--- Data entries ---

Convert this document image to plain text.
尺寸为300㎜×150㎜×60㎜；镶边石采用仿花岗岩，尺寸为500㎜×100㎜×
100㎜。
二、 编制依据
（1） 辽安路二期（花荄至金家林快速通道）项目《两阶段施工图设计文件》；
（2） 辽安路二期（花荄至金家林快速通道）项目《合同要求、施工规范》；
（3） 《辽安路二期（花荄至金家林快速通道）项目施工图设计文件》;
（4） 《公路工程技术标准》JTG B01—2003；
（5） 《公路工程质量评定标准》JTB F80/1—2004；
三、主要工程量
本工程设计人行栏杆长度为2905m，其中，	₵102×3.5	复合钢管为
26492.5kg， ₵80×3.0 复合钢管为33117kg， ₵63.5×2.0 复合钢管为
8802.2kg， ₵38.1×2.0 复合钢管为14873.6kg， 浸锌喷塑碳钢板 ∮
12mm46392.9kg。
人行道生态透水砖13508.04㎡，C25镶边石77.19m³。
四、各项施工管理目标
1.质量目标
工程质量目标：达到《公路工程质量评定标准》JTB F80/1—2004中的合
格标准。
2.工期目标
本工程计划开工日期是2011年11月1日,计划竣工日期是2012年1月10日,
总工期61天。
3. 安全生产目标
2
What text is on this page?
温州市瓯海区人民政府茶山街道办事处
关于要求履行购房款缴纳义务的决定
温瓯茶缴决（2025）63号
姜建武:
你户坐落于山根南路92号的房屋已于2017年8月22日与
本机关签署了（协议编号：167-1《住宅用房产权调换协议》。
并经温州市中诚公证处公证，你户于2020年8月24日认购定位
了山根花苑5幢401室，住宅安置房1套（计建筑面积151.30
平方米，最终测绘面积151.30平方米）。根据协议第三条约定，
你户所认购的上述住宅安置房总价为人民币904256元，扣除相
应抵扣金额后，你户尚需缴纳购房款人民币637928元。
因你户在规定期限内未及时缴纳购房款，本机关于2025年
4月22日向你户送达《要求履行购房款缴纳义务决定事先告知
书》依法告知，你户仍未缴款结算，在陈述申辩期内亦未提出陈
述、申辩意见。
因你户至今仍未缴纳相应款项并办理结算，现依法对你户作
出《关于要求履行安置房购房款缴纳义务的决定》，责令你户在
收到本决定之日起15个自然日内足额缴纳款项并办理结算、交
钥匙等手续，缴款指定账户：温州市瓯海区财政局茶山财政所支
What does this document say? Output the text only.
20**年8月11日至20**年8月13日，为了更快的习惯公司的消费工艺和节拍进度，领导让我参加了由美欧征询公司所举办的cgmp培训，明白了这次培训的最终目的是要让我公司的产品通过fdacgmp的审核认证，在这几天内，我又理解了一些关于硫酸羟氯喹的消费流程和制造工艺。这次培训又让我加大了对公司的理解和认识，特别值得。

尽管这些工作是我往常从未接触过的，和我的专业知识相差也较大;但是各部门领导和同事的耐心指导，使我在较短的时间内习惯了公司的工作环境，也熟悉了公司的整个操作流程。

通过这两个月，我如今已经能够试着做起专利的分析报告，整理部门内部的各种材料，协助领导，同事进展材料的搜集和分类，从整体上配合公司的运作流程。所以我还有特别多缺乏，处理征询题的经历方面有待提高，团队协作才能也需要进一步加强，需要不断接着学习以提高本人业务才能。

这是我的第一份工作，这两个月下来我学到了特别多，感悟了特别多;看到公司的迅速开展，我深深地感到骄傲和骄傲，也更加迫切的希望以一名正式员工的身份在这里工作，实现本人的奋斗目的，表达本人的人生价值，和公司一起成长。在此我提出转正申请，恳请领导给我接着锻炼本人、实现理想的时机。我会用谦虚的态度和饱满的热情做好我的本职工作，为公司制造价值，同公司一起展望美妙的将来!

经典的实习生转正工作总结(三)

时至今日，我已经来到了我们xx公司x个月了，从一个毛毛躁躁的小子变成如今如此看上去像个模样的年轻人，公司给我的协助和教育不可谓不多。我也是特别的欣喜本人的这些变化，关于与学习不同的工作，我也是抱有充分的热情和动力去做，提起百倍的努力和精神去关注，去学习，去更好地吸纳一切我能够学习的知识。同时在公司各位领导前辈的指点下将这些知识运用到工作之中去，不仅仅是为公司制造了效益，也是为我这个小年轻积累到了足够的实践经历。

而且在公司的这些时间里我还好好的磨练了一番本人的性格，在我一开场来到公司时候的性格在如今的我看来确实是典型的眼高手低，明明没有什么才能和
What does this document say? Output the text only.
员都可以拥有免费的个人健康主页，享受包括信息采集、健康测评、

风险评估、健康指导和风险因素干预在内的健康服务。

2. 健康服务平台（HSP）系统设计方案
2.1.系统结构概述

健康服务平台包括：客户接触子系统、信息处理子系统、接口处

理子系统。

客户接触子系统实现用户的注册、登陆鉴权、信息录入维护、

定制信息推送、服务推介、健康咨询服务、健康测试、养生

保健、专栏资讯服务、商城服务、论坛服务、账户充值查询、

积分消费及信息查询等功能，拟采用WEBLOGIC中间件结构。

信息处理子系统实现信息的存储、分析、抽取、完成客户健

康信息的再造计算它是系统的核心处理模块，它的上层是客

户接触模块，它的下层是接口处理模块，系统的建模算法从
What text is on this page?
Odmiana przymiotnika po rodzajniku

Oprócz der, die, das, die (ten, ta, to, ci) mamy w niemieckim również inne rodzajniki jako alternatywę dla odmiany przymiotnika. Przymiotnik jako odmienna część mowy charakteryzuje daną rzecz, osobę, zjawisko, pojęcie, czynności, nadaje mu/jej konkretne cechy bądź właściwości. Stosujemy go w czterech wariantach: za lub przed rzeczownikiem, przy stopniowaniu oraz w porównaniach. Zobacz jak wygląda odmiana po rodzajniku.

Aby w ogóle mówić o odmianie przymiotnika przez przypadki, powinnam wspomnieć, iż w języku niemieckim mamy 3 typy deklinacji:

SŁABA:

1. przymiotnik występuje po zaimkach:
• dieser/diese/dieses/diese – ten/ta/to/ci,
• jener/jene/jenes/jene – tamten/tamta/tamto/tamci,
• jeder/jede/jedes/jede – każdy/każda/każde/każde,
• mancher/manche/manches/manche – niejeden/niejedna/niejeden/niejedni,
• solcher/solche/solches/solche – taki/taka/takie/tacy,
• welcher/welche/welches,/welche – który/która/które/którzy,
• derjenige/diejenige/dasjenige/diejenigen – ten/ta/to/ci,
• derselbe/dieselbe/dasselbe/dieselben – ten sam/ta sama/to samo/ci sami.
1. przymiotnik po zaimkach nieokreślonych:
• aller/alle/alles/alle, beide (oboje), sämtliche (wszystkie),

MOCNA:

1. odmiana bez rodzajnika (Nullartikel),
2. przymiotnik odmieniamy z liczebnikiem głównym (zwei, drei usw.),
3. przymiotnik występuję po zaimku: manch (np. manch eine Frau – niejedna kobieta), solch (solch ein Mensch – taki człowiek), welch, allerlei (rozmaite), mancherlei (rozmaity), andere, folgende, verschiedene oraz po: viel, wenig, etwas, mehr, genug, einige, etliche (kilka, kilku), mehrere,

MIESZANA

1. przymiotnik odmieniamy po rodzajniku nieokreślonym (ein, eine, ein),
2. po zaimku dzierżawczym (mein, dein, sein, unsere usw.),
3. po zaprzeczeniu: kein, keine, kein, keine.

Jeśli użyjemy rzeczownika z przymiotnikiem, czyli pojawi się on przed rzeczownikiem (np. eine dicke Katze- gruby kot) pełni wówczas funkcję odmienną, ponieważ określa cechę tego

--- Written problem ---
Would you copy out each line exactly as written?

--- The completed task ---
Convert this document image to plain text.
尺寸为300㎜×150㎜×60㎜；镶边石采用仿花岗岩，尺寸为500㎜×100㎜×
100㎜。
二、 编制依据
（1） 辽安路二期（花荄至金家林快速通道）项目《两阶段施工图设计文件》；
（2） 辽安路二期（花荄至金家林快速通道）项目《合同要求、施工规范》；
（3） 《辽安路二期（花荄至金家林快速通道）项目施工图设计文件》;
（4） 《公路工程技术标准》JTG B01—2003；
（5） 《公路工程质量评定标准》JTB F80/1—2004；
三、主要工程量
本工程设计人行栏杆长度为2905m，其中，	₵102×3.5	复合钢管为
26492.5kg， ₵80×3.0 复合钢管为33117kg， ₵63.5×2.0 复合钢管为
8802.2kg， ₵38.1×2.0 复合钢管为14873.6kg， 浸锌喷塑碳钢板 ∮
12mm46392.9kg。
人行道生态透水砖13508.04㎡，C25镶边石77.19m³。
四、各项施工管理目标
1.质量目标
工程质量目标：达到《公路工程质量评定标准》JTB F80/1—2004中的合
格标准。
2.工期目标
本工程计划开工日期是2011年11月1日,计划竣工日期是2012年1月10日,
总工期61天。
3. 安全生产目标
2
What text is on this page?
温州市瓯海区人民政府茶山街道办事处
关于要求履行购房款缴纳义务的决定
温瓯茶缴决（2025）63号
姜建武:
你户坐落于山根南路92号的房屋已于2017年8月22日与
本机关签署了（协议编号：167-1《住宅用房产权调换协议》。
并经温州市中诚公证处公证，你户于2020年8月24日认购定位
了山根花苑5幢401室，住宅安置房1套（计建筑面积151.30
平方米，最终测绘面积151.30平方米）。根据协议第三条约定，
你户所认购的上述住宅安置房总价为人民币904256元，扣除相
应抵扣金额后，你户尚需缴纳购房款人民币637928元。
因你户在规定期限内未及时缴纳购房款，本机关于2025年
4月22日向你户送达《要求履行购房款缴纳义务决定事先告知
书》依法告知，你户仍未缴款结算，在陈述申辩期内亦未提出陈
述、申辩意见。
因你户至今仍未缴纳相应款项并办理结算，现依法对你户作
出《关于要求履行安置房购房款缴纳义务的决定》，责令你户在
收到本决定之日起15个自然日内足额缴纳款项并办理结算、交
钥匙等手续，缴款指定账户：温州市瓯海区财政局茶山财政所支
What does this document say? Output the text only.
20**年8月11日至20**年8月13日，为了更快的习惯公司的消费工艺和节拍进度，领导让我参加了由美欧征询公司所举办的cgmp培训，明白了这次培训的最终目的是要让我公司的产品通过fdacgmp的审核认证，在这几天内，我又理解了一些关于硫酸羟氯喹的消费流程和制造工艺。这次培训又让我加大了对公司的理解和认识，特别值得。

尽管这些工作是我往常从未接触过的，和我的专业知识相差也较大;但是各部门领导和同事的耐心指导，使我在较短的时间内习惯了公司的工作环境，也熟悉了公司的整个操作流程。

通过这两个月，我如今已经能够试着做起专利的分析报告，整理部门内部的各种材料，协助领导，同事进展材料的搜集和分类，从整体上配合公司的运作流程。所以我还有特别多缺乏，处理征询题的经历方面有待提高，团队协作才能也需要进一步加强，需要不断接着学习以提高本人业务才能。

这是我的第一份工作，这两个月下来我学到了特别多，感悟了特别多;看到公司的迅速开展，我深深地感到骄傲和骄傲，也更加迫切的希望以一名正式员工的身份在这里工作，实现本人的奋斗目的，表达本人的人生价值，和公司一起成长。在此我提出转正申请，恳请领导给我接着锻炼本人、实现理想的时机。我会用谦虚的态度和饱满的热情做好我的本职工作，为公司制造价值，同公司一起展望美妙的将来!

经典的实习生转正工作总结(三)

时至今日，我已经来到了我们xx公司x个月了，从一个毛毛躁躁的小子变成如今如此看上去像个模样的年轻人，公司给我的协助和教育不可谓不多。我也是特别的欣喜本人的这些变化，关于与学习不同的工作，我也是抱有充分的热情和动力去做，提起百倍的努力和精神去关注，去学习，去更好地吸纳一切我能够学习的知识。同时在公司各位领导前辈的指点下将这些知识运用到工作之中去，不仅仅是为公司制造了效益，也是为我这个小年轻积累到了足够的实践经历。

而且在公司的这些时间里我还好好的磨练了一番本人的性格，在我一开场来到公司时候的性格在如今的我看来确实是典型的眼高手低，明明没有什么才能和
What does this document say? Output the text only.
员都可以拥有免费的个人健康主页，享受包括信息采集、健康测评、

风险评估、健康指导和风险因素干预在内的健康服务。

2. 健康服务平台（HSP）系统设计方案
2.1.系统结构概述

健康服务平台包括：客户接触子系统、信息处理子系统、接口处

理子系统。

客户接触子系统实现用户的注册、登陆鉴权、信息录入维护、

定制信息推送、服务推介、健康咨询服务、健康测试、养生

保健、专栏资讯服务、商城服务、论坛服务、账户充值查询、

积分消费及信息查询等功能，拟采用WEBLOGIC中间件结构。

信息处理子系统实现信息的存储、分析、抽取、完成客户健

康信息的再造计算它是系统的核心处理模块，它的上层是客

户接触模块，它的下层是接口处理模块，系统的建模算法从
What text is on this page?
Odmiana przymiotnika po rodzajniku

Oprócz der, die, das, die (ten, ta, to, ci) mamy w niemieckim również inne rodzajniki jako alternatywę dla odmiany przymiotnika. Przymiotnik jako odmienna część mowy charakteryzuje daną rzecz, osobę, zjawisko, pojęcie, czynności, nadaje mu/jej konkretne cechy bądź właściwości. Stosujemy go w czterech wariantach: za lub przed rzeczownikiem, przy stopniowaniu oraz w porównaniach. Zobacz jak wygląda odmiana po rodzajniku.

Aby w ogóle mówić o odmianie przymiotnika przez przypadki, powinnam wspomnieć, iż w języku niemieckim mamy 3 typy deklinacji:

SŁABA:

1. przymiotnik występuje po zaimkach:
• dieser/diese/dieses/diese – ten/ta/to/ci,
• jener/jene/jenes/jene – tamten/tamta/tamto/tamci,
• jeder/jede/jedes/jede – każdy/każda/każde/każde,
• mancher/manche/manches/manche – niejeden/niejedna/niejeden/niejedni,
• solcher/solche/solches/solche – taki/taka/takie/tacy,
• welcher/welche/welches,/welche – który/która/które/którzy,
• derjenige/diejenige/dasjenige/diejenigen – ten/ta/to/ci,
• derselbe/dieselbe/dasselbe/dieselben – ten sam/ta sama/to samo/ci sami.
1. przymiotnik po zaimkach nieokreślonych:
• aller/alle/alles/alle, beide (oboje), sämtliche (wszystkie),

MOCNA:

1. odmiana bez rodzajnika (Nullartikel),
2. przymiotnik odmieniamy z liczebnikiem głównym (zwei, drei usw.),
3. przymiotnik występuję po zaimku: manch (np. manch eine Frau – niejedna kobieta), solch (solch ein Mensch – taki człowiek), welch, allerlei (rozmaite), mancherlei (rozmaity), andere, folgende, verschiedene oraz po: viel, wenig, etwas, mehr, genug, einige, etliche (kilka, kilku), mehrere,

MIESZANA

1. przymiotnik odmieniamy po rodzajniku nieokreślonym (ein, eine, ein),
2. po zaimku dzierżawczym (mein, dein, sein, unsere usw.),
3. po zaprzeczeniu: kein, keine, kein, keine.

Jeśli użyjemy rzeczownika z przymiotnikiem, czyli pojawi się on przed rzeczownikiem (np. eine dicke Katze- gruby kot) pełni wówczas funkcję odmienną, ponieważ określa cechę tego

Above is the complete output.